- [Problem requirements]
Each line containing the word "nRouter" must be reported.

Stored data
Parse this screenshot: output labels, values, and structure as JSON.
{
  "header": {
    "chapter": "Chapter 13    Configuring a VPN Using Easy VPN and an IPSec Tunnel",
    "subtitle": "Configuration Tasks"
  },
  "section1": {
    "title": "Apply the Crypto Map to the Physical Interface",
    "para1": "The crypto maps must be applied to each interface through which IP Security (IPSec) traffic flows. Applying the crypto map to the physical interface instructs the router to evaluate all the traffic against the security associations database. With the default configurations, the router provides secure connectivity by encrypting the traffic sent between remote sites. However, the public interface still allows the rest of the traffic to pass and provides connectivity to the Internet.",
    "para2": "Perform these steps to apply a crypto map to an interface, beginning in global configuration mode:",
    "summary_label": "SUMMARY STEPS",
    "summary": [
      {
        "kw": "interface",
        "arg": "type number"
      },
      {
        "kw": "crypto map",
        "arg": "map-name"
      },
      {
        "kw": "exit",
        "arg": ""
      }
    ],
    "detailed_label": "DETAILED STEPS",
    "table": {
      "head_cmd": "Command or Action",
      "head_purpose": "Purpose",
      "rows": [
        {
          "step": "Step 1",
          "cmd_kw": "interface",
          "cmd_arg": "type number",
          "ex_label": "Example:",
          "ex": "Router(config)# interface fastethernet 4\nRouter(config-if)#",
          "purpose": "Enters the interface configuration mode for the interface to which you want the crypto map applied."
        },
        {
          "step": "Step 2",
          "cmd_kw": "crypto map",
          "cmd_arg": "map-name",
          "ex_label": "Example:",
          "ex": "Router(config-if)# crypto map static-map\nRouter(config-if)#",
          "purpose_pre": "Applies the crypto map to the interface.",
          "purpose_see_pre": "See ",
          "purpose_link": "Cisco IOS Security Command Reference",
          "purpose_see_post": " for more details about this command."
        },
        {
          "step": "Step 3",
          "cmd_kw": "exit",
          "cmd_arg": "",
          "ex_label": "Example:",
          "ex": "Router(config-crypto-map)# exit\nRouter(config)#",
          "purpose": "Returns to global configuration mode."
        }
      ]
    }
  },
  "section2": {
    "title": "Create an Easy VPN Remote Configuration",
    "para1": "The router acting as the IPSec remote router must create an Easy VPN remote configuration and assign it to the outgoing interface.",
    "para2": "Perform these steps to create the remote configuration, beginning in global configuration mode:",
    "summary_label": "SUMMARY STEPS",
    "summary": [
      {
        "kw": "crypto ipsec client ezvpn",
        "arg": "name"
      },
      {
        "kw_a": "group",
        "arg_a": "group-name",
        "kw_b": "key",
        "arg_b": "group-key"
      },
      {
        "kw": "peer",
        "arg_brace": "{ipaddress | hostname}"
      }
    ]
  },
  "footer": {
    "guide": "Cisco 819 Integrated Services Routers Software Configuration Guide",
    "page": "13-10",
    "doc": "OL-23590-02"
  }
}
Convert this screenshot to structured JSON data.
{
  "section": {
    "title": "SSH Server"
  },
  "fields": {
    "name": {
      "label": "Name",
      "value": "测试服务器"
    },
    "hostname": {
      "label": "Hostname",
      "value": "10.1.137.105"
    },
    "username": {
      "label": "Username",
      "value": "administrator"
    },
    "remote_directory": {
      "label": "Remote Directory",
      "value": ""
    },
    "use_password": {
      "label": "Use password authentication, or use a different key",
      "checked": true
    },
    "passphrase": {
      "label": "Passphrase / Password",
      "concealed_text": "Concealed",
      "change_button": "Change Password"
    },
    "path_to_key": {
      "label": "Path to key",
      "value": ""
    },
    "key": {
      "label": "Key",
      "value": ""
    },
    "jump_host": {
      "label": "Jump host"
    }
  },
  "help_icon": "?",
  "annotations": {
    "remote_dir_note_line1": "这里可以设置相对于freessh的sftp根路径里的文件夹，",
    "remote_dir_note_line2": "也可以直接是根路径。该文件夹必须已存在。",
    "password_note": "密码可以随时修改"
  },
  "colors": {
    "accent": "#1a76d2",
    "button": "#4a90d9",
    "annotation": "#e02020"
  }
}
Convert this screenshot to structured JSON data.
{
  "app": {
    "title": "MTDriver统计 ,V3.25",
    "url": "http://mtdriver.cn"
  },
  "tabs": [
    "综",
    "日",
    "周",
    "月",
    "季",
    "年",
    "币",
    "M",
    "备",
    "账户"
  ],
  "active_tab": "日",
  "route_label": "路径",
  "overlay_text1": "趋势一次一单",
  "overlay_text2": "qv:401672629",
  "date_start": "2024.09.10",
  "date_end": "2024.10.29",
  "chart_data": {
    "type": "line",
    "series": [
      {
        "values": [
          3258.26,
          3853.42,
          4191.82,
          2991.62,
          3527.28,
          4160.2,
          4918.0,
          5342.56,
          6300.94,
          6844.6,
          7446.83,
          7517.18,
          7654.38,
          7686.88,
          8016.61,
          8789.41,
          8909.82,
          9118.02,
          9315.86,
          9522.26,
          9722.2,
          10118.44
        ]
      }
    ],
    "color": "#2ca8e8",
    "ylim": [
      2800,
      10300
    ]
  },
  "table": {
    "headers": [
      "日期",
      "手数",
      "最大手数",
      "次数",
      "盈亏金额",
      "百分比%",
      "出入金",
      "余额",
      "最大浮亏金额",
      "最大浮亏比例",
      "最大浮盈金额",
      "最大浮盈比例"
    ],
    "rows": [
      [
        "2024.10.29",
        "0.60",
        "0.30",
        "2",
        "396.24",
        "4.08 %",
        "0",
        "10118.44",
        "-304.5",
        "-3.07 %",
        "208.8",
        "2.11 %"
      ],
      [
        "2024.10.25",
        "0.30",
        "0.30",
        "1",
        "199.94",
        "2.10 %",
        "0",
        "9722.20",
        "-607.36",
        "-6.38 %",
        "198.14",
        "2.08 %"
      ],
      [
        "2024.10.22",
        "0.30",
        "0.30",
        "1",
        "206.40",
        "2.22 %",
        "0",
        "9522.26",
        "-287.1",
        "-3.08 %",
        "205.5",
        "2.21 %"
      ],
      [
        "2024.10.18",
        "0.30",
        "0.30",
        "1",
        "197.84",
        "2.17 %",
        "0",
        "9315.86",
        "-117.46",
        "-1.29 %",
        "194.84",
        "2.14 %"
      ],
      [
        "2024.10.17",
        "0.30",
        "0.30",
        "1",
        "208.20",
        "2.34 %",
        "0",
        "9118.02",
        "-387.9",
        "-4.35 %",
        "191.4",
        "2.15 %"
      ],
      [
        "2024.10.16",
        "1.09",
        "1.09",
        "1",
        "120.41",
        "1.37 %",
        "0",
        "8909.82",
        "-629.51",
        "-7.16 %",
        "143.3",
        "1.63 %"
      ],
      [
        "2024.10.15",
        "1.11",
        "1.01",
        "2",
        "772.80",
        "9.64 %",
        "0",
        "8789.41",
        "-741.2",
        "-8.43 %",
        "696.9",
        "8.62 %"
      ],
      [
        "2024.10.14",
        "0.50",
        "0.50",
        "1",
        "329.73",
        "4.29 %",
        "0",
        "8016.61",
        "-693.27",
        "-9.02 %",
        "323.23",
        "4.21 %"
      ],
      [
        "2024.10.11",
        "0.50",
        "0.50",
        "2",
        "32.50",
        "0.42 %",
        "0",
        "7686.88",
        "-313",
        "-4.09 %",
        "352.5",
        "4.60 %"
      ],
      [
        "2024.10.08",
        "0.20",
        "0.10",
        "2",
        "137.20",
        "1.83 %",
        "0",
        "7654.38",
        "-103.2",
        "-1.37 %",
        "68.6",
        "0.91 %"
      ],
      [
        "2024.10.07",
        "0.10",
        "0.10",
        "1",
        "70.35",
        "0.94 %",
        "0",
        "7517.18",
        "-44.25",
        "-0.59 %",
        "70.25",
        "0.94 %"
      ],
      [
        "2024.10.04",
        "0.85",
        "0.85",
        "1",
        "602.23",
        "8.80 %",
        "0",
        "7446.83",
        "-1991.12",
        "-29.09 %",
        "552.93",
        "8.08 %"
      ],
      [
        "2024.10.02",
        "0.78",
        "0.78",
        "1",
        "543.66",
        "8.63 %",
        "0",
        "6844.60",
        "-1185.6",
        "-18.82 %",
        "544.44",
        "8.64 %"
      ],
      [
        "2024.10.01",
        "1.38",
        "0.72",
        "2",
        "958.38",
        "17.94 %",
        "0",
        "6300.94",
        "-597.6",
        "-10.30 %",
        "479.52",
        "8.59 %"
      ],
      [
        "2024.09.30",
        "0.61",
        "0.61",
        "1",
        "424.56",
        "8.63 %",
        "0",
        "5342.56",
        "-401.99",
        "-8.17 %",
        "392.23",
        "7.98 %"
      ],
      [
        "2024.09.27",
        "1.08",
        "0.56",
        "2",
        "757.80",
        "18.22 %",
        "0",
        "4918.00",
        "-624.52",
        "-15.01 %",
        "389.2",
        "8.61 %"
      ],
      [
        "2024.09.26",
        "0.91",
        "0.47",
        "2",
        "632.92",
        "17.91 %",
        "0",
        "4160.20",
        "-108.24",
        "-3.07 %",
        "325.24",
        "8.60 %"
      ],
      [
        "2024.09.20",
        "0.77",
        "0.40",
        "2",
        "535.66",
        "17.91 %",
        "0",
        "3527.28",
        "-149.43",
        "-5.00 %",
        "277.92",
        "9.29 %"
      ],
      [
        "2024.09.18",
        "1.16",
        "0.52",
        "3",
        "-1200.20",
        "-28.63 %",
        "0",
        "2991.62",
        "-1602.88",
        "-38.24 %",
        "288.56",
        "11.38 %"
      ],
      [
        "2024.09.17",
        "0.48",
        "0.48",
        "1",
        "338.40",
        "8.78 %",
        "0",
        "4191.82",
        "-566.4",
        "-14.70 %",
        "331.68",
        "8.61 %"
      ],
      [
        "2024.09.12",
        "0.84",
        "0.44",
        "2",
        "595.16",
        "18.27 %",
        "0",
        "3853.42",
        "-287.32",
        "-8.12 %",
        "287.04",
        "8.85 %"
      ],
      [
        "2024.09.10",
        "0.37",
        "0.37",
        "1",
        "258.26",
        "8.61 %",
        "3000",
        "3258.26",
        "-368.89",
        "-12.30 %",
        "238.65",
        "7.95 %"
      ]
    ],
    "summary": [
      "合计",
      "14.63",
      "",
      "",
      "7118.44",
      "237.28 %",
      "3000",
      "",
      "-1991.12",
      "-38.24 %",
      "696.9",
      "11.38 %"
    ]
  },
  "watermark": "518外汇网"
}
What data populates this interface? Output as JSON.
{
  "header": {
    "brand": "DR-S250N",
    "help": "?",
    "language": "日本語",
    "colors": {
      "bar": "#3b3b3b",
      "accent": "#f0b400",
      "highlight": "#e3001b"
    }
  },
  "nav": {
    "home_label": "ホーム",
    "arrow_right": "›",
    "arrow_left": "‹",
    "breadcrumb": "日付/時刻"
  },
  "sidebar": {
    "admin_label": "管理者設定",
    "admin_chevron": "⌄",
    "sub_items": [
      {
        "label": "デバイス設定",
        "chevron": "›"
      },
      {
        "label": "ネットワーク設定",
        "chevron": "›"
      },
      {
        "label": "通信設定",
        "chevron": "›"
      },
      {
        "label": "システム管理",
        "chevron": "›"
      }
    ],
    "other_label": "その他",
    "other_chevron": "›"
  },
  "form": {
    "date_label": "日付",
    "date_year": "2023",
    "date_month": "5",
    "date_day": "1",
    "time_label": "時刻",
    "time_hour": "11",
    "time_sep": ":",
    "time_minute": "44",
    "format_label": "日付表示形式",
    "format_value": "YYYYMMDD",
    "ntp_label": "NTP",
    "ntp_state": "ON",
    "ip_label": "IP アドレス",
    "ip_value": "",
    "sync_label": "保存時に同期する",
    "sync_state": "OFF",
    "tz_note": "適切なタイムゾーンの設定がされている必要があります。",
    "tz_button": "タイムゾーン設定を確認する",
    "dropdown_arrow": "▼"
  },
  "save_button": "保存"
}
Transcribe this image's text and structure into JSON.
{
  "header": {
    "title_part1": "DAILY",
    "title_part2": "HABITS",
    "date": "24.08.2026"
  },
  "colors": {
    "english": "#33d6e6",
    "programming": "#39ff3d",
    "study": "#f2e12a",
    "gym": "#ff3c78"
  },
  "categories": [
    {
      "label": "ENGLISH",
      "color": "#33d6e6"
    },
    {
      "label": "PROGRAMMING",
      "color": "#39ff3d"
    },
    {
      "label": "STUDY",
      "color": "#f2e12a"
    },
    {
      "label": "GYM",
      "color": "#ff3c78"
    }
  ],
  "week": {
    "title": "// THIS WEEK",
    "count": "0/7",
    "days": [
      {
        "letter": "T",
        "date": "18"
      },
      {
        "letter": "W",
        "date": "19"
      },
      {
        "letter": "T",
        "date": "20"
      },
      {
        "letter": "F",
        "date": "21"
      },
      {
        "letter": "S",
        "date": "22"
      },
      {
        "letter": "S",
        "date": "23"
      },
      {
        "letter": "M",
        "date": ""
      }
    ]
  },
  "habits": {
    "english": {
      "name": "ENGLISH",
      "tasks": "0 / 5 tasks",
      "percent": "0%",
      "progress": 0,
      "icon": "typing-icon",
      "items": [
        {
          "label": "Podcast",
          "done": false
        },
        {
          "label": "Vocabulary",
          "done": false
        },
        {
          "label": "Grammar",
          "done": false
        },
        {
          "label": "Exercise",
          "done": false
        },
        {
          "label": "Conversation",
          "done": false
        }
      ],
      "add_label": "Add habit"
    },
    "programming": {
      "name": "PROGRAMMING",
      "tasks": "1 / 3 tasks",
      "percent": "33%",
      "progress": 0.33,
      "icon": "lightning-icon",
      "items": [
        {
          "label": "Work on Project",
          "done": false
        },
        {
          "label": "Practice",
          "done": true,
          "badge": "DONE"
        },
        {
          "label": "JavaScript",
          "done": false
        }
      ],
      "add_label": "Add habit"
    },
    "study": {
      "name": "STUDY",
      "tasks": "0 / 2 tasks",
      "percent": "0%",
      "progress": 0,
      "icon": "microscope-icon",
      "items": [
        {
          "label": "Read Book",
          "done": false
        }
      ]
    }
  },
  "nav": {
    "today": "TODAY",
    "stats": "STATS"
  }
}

- [Finished answer]
          "ex": "Router(config)# interface fastethernet 4\nRouter(config-if)#",
          "ex": "Router(config-if)# crypto map static-map\nRouter(config-if)#",
          "ex": "Router(config-crypto-map)# exit\nRouter(config)#",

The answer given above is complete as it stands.